• Task goal
Every line that holds "background" should be shown.

Collected data entries
....................

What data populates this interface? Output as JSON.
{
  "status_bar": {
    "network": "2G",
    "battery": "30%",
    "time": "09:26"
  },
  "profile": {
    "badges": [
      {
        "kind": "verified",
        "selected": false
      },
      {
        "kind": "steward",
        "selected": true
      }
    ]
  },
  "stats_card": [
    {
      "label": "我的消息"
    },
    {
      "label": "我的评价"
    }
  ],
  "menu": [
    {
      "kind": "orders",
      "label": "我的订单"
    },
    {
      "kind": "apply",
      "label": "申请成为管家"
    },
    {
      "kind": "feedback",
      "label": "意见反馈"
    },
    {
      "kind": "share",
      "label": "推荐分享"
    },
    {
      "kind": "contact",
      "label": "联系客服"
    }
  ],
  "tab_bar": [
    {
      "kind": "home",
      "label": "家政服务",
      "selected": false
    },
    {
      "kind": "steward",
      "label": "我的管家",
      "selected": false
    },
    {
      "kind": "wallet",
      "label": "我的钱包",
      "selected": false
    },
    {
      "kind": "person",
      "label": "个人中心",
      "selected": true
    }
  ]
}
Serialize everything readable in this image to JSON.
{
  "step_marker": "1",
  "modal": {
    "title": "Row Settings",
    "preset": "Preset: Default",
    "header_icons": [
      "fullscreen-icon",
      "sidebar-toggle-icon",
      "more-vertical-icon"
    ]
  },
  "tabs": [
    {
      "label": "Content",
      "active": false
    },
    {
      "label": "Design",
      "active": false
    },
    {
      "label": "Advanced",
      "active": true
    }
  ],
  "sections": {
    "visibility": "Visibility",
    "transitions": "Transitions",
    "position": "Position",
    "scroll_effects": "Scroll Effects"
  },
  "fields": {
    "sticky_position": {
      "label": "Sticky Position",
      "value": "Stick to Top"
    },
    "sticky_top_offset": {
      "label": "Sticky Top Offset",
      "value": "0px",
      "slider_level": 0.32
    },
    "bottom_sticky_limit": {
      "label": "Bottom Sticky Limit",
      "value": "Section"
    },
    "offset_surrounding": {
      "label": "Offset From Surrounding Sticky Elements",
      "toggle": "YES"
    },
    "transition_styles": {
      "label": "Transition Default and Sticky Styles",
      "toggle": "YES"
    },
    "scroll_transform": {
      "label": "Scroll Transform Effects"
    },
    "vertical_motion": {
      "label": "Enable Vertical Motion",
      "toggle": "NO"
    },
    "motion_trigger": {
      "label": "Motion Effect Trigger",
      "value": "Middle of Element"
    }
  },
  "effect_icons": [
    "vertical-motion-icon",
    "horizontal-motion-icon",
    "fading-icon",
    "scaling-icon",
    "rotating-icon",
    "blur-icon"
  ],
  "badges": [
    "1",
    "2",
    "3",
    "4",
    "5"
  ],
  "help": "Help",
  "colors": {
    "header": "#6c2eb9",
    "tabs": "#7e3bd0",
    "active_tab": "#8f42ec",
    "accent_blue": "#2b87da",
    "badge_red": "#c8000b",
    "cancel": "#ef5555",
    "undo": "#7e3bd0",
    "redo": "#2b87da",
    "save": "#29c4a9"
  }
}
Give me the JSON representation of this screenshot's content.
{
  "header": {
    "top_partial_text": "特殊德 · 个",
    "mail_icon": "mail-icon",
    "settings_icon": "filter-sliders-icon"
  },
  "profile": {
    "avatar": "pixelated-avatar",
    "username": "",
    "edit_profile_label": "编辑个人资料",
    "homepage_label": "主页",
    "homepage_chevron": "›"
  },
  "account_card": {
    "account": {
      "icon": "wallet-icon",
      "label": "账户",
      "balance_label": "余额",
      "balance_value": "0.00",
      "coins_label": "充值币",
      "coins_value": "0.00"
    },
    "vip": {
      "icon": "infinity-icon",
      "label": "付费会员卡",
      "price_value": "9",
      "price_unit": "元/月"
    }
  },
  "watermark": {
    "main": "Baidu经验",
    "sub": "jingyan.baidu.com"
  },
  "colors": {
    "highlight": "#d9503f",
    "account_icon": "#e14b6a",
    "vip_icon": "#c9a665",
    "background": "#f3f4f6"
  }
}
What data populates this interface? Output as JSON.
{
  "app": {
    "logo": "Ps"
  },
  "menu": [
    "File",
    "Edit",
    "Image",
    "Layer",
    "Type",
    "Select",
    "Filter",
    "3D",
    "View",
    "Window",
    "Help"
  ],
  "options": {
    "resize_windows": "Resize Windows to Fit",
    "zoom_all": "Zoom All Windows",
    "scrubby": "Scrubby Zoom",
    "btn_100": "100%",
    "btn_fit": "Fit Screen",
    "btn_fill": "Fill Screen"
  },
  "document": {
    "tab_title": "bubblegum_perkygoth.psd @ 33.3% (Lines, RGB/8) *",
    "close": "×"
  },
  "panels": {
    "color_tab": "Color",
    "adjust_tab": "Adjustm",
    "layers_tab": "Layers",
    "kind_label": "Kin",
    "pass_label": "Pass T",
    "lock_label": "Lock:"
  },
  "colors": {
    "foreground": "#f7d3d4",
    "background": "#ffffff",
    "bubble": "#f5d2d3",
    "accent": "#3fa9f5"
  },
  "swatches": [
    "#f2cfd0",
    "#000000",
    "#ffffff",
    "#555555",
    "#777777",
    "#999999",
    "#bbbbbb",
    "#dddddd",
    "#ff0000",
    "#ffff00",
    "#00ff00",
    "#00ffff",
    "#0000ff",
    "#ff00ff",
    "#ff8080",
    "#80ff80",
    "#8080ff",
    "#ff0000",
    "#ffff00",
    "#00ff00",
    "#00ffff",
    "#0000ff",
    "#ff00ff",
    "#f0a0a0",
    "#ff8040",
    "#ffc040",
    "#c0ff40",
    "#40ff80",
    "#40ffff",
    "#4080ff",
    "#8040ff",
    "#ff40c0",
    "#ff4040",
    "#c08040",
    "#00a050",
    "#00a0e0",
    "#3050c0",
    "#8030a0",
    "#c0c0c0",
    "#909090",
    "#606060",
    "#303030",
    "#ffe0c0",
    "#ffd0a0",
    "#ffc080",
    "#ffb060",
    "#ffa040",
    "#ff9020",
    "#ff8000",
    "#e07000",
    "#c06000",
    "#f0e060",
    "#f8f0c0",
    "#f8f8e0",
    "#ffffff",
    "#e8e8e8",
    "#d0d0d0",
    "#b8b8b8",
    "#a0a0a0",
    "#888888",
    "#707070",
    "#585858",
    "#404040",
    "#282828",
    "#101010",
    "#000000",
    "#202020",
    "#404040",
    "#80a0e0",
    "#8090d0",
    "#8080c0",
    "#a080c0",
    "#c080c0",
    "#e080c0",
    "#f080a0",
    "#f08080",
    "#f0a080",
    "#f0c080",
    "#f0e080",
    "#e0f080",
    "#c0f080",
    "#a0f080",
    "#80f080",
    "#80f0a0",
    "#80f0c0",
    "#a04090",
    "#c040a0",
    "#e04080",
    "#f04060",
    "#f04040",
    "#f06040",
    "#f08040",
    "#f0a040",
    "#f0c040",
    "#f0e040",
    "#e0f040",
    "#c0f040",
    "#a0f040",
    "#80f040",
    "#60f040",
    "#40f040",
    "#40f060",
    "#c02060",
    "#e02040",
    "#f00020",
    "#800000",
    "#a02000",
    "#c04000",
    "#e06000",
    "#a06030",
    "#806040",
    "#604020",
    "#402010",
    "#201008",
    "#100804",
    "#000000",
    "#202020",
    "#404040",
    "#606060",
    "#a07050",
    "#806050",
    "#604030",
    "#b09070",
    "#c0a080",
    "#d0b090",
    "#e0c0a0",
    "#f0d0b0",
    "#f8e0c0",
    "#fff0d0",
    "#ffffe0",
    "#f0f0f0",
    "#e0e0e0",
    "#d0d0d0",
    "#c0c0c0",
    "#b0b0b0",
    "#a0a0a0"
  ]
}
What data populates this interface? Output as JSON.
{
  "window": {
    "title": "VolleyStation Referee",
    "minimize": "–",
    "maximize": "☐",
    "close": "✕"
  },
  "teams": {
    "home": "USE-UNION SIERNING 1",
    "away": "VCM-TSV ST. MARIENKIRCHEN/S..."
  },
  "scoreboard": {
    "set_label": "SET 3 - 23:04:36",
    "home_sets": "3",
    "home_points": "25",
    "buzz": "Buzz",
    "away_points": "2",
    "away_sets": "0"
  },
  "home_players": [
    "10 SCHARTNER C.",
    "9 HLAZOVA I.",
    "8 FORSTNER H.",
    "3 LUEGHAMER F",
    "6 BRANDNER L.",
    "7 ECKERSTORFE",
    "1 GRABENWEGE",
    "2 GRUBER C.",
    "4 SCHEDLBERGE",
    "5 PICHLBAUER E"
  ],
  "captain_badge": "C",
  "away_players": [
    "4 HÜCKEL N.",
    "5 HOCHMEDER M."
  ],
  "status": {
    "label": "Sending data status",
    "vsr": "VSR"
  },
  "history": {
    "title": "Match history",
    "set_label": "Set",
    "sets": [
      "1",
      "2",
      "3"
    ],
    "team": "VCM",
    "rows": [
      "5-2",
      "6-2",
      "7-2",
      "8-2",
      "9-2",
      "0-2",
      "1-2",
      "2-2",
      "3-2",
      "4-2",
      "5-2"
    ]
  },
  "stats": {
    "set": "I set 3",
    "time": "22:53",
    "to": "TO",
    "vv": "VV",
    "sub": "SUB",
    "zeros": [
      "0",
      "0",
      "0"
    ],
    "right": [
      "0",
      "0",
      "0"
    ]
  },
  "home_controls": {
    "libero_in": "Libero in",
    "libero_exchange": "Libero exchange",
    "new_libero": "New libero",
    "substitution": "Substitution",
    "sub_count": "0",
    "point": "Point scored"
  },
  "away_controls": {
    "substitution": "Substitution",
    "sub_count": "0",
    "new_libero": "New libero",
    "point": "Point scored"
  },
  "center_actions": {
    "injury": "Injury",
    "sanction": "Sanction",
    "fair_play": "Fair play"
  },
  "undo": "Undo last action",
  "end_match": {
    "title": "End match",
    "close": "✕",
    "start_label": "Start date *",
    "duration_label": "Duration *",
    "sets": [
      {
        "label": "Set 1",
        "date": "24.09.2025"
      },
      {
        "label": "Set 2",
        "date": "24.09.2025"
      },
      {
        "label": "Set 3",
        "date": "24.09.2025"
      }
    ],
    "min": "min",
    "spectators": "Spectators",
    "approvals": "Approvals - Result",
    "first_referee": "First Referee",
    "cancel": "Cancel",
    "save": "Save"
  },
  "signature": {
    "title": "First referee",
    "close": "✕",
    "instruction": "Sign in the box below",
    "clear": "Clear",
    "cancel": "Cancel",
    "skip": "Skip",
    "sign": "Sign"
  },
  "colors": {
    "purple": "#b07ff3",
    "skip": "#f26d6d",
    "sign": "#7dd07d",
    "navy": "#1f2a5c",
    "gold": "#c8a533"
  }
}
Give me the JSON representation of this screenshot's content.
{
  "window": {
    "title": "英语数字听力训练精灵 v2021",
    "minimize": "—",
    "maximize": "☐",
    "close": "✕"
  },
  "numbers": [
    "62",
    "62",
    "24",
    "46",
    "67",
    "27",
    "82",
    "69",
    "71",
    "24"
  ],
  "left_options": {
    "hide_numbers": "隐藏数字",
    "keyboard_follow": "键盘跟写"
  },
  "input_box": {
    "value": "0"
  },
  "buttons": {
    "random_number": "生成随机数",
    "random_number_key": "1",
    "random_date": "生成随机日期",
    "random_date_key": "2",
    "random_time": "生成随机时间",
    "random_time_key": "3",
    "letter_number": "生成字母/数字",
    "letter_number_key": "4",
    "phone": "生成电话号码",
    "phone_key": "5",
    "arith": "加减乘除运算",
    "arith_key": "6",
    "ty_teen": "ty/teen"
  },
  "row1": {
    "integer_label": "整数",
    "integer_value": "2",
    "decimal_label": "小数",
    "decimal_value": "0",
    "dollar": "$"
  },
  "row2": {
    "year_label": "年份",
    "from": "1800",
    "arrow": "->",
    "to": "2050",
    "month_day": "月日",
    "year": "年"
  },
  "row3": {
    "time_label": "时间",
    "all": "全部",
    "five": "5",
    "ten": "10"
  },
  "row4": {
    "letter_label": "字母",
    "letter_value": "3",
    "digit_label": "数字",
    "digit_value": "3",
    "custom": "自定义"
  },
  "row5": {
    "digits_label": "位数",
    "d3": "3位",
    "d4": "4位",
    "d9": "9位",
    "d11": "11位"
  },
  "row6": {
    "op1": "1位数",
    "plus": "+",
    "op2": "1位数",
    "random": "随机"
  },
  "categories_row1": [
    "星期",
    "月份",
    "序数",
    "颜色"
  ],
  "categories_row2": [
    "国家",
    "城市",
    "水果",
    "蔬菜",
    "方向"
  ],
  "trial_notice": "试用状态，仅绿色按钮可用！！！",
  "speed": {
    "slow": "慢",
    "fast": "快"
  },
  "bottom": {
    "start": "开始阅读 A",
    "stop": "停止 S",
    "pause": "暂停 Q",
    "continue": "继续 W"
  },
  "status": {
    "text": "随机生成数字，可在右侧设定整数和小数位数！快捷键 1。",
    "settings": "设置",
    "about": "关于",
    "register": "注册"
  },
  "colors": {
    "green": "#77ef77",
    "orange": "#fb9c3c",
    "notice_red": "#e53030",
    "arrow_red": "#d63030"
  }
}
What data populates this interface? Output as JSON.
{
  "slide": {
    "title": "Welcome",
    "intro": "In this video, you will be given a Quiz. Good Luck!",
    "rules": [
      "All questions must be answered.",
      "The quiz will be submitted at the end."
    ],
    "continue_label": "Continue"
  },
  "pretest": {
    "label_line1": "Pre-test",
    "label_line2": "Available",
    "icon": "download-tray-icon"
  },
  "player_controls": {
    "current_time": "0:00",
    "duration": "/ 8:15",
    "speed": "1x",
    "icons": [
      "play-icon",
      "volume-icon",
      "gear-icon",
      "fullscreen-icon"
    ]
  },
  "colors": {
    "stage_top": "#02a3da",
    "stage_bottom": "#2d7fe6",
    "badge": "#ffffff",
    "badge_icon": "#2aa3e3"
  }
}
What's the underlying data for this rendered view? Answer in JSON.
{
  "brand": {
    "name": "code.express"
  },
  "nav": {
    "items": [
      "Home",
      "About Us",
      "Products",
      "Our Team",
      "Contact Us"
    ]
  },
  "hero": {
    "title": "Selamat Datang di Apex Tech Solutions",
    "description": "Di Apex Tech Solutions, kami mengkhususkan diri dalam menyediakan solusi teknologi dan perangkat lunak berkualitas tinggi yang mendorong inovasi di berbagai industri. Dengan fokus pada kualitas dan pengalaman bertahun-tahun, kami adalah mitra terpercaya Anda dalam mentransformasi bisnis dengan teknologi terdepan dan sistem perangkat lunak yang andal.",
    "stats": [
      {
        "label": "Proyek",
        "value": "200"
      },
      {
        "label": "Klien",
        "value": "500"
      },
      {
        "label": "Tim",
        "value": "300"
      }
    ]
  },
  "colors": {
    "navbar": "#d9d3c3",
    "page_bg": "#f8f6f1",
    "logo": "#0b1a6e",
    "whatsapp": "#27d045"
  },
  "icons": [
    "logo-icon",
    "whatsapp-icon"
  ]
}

....................

• Expected answer
    "background": "#f3f4f6"
    "background": "#ffffff",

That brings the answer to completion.